#### Data for this exercise

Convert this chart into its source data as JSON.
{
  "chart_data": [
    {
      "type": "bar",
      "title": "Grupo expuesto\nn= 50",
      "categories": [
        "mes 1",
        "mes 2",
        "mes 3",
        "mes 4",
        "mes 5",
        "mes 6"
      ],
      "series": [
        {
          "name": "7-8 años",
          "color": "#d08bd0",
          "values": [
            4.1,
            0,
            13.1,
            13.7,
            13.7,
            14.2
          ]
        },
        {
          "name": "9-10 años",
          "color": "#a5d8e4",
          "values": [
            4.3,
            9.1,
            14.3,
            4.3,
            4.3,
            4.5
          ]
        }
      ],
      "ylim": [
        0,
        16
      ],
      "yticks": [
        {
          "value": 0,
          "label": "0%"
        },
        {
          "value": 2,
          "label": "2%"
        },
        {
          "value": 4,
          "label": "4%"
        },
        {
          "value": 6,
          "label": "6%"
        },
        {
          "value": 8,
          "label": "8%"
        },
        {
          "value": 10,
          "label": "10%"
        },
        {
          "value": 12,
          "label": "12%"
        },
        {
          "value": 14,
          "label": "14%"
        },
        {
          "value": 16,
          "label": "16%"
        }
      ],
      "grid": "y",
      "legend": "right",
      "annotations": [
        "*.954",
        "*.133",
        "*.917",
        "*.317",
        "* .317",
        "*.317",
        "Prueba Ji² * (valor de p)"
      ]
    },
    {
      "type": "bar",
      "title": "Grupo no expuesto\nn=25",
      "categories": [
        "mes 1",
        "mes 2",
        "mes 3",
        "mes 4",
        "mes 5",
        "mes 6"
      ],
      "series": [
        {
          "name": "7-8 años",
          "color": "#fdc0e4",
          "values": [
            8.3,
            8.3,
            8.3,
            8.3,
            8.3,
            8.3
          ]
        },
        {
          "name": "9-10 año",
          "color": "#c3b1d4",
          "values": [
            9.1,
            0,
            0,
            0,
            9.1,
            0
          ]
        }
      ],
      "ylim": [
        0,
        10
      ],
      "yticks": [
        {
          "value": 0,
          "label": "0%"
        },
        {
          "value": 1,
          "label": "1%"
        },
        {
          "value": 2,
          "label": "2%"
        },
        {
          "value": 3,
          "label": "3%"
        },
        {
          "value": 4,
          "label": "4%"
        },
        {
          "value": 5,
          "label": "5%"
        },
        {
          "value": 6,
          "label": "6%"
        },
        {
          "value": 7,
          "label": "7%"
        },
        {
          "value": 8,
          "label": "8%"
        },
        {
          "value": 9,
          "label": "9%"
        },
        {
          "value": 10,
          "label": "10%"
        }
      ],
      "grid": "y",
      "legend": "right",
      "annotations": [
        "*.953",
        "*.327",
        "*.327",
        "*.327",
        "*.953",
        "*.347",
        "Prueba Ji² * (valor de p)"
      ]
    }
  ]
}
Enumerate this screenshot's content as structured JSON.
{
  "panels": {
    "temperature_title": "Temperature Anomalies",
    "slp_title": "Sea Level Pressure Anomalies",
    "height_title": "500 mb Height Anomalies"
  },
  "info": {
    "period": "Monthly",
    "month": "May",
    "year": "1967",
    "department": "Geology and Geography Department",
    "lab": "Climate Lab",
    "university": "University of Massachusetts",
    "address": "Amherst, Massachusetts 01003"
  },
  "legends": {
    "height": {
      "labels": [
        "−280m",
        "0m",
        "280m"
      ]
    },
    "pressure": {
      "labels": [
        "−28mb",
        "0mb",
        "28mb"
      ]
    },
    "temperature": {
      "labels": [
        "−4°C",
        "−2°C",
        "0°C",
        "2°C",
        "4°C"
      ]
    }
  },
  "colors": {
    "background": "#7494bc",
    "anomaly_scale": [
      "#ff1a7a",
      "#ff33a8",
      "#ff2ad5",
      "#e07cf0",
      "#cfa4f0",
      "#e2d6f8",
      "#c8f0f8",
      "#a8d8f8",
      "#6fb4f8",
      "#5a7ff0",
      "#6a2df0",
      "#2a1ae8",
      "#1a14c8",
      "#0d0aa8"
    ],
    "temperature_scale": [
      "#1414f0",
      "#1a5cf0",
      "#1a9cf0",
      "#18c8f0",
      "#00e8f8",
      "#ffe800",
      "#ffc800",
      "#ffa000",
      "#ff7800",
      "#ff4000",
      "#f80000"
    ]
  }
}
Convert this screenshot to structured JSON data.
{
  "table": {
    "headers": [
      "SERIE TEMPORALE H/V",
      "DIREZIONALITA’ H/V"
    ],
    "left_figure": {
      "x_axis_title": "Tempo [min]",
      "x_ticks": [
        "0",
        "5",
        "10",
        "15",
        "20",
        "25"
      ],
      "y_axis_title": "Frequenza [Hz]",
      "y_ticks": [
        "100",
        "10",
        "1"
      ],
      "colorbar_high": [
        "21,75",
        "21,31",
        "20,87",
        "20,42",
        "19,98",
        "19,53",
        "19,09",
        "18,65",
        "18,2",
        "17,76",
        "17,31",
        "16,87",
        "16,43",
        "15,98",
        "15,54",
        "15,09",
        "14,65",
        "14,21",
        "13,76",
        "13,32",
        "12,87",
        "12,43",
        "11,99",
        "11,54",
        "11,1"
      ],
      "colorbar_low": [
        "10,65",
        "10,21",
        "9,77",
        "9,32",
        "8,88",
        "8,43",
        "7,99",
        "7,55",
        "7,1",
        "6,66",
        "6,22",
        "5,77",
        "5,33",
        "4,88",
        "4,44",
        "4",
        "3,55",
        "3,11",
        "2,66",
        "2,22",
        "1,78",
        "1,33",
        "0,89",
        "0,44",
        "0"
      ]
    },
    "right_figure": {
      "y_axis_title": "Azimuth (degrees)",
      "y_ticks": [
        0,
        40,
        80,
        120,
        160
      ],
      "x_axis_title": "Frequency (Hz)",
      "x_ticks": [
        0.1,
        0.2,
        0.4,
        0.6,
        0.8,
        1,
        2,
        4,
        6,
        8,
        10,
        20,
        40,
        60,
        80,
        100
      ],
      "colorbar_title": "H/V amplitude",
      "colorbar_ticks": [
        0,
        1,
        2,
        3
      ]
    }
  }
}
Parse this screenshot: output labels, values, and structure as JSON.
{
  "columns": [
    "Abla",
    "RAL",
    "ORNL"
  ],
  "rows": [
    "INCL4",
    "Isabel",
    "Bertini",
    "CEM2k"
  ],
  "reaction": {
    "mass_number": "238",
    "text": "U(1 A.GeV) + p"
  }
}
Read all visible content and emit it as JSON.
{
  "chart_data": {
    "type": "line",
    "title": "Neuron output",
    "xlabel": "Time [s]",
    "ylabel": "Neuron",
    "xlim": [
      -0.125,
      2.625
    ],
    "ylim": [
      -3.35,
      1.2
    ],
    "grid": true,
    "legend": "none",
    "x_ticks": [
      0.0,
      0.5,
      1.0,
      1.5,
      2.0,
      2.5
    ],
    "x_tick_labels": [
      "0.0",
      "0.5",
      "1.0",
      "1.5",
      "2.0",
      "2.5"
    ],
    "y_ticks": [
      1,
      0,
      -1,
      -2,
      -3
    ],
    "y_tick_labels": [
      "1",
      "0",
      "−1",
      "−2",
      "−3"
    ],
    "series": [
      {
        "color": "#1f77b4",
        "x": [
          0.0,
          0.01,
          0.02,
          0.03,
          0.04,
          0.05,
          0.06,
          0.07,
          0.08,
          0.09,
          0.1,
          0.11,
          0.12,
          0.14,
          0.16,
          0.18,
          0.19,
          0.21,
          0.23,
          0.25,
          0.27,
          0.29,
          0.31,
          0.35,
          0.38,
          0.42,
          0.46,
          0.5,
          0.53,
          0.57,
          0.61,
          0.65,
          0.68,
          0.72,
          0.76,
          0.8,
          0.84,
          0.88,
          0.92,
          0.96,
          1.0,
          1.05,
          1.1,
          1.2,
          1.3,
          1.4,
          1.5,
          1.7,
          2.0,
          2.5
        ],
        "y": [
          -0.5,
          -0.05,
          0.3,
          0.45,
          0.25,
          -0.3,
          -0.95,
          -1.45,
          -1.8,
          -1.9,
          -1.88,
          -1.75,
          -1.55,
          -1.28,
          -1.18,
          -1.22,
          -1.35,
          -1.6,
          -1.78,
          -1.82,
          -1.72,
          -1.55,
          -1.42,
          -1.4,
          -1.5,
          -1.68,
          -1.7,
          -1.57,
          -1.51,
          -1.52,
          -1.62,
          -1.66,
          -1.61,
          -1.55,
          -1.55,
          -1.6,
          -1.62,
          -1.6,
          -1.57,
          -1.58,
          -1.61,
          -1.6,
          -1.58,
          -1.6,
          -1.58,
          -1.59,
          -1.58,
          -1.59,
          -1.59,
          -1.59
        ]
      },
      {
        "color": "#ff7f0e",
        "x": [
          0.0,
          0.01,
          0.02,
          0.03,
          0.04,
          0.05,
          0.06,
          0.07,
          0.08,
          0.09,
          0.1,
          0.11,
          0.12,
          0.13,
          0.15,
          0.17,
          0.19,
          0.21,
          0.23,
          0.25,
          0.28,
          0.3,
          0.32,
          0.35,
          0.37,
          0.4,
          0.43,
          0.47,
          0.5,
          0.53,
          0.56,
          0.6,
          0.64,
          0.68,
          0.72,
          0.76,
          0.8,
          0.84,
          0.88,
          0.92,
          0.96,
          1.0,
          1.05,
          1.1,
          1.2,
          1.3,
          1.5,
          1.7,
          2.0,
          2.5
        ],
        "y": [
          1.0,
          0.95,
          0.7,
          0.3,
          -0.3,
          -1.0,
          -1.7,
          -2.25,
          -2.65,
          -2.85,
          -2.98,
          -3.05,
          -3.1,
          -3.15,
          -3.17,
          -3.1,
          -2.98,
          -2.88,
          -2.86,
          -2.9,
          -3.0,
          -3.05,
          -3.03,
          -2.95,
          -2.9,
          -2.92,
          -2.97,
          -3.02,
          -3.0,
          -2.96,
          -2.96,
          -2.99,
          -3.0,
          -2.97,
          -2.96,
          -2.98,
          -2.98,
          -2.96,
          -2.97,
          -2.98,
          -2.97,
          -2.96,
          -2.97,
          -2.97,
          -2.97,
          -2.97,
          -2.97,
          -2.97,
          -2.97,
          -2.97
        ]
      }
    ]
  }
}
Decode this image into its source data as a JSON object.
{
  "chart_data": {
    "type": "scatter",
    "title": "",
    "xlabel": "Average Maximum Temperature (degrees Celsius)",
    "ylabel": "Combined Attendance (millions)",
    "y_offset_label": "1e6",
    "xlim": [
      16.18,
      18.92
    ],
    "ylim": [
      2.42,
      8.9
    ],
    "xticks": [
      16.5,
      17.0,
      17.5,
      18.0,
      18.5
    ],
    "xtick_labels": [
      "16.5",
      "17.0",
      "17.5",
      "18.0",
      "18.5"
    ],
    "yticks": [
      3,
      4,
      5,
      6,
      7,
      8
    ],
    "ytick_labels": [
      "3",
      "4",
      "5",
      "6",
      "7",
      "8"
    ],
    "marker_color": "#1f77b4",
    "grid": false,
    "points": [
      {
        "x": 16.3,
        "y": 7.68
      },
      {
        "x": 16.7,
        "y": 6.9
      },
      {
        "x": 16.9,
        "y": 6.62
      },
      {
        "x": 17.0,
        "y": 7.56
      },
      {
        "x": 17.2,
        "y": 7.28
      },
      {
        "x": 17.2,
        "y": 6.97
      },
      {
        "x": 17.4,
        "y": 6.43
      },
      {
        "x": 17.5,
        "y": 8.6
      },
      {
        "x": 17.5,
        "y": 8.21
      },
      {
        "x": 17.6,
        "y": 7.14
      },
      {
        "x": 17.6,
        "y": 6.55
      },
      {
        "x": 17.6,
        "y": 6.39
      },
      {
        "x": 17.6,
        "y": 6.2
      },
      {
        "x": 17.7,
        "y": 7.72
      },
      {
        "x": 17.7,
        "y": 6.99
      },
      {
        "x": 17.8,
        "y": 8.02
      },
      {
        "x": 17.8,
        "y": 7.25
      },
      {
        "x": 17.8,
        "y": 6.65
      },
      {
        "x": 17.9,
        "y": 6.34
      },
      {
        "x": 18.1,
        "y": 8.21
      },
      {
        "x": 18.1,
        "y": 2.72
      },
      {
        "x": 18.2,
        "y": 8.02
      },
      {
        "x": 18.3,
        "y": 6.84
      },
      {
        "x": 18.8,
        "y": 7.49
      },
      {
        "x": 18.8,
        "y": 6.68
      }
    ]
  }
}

########

Task instructions: Pull out every line in the material above where "screenshot" occurs.

Written answer:
Enumerate this screenshot's content as structured JSON.
Convert this screenshot to structured JSON data.
Parse this screenshot: output labels, values, and structure as JSON.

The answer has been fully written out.